# WHAT NEEDS TO BE DONE
The records that follow must be repeated verbatim, every one of them.

# TASK INPUT
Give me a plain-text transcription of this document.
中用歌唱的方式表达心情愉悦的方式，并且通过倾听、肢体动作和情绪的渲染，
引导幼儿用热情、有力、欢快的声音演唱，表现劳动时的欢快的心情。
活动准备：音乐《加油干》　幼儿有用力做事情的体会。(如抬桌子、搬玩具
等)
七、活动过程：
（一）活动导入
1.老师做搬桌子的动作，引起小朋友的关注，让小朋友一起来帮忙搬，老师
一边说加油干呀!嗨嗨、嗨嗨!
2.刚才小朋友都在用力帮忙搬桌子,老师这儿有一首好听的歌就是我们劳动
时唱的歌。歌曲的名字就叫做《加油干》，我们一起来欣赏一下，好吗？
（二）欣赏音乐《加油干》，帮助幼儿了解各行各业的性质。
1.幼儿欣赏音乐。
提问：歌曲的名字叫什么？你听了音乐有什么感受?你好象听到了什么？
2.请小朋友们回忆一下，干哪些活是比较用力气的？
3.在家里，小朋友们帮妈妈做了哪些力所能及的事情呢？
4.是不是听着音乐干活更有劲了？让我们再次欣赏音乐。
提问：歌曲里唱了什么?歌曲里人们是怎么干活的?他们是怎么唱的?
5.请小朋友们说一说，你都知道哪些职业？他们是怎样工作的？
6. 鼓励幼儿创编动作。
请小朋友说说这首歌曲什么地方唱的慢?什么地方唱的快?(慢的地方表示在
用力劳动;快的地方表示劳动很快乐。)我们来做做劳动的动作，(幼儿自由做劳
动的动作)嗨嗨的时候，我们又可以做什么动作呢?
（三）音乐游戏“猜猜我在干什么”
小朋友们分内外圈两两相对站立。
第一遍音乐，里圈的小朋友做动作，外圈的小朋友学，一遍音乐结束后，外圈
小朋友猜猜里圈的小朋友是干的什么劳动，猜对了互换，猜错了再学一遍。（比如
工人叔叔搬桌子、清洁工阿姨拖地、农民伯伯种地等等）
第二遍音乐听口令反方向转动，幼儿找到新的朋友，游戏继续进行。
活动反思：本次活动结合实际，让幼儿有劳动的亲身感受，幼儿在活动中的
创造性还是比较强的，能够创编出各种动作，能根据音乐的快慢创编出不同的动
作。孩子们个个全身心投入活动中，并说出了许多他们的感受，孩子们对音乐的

# FINISHED EXERCISE
Give me a plain-text transcription of this document.
中用歌唱的方式表达心情愉悦的方式，并且通过倾听、肢体动作和情绪的渲染，
引导幼儿用热情、有力、欢快的声音演唱，表现劳动时的欢快的心情。
活动准备：音乐《加油干》　幼儿有用力做事情的体会。(如抬桌子、搬玩具
等)
七、活动过程：
（一）活动导入
1.老师做搬桌子的动作，引起小朋友的关注，让小朋友一起来帮忙搬，老师
一边说加油干呀!嗨嗨、嗨嗨!
2.刚才小朋友都在用力帮忙搬桌子,老师这儿有一首好听的歌就是我们劳动
时唱的歌。歌曲的名字就叫做《加油干》，我们一起来欣赏一下，好吗？
（二）欣赏音乐《加油干》，帮助幼儿了解各行各业的性质。
1.幼儿欣赏音乐。
提问：歌曲的名字叫什么？你听了音乐有什么感受?你好象听到了什么？
2.请小朋友们回忆一下，干哪些活是比较用力气的？
3.在家里，小朋友们帮妈妈做了哪些力所能及的事情呢？
4.是不是听着音乐干活更有劲了？让我们再次欣赏音乐。
提问：歌曲里唱了什么?歌曲里人们是怎么干活的?他们是怎么唱的?
5.请小朋友们说一说，你都知道哪些职业？他们是怎样工作的？
6. 鼓励幼儿创编动作。
请小朋友说说这首歌曲什么地方唱的慢?什么地方唱的快?(慢的地方表示在
用力劳动;快的地方表示劳动很快乐。)我们来做做劳动的动作，(幼儿自由做劳
动的动作)嗨嗨的时候，我们又可以做什么动作呢?
（三）音乐游戏“猜猜我在干什么”
小朋友们分内外圈两两相对站立。
第一遍音乐，里圈的小朋友做动作，外圈的小朋友学，一遍音乐结束后，外圈
小朋友猜猜里圈的小朋友是干的什么劳动，猜对了互换，猜错了再学一遍。（比如
工人叔叔搬桌子、清洁工阿姨拖地、农民伯伯种地等等）
第二遍音乐听口令反方向转动，幼儿找到新的朋友，游戏继续进行。
活动反思：本次活动结合实际，让幼儿有劳动的亲身感受，幼儿在活动中的
创造性还是比较强的，能够创编出各种动作，能根据音乐的快慢创编出不同的动
作。孩子们个个全身心投入活动中，并说出了许多他们的感受，孩子们对音乐的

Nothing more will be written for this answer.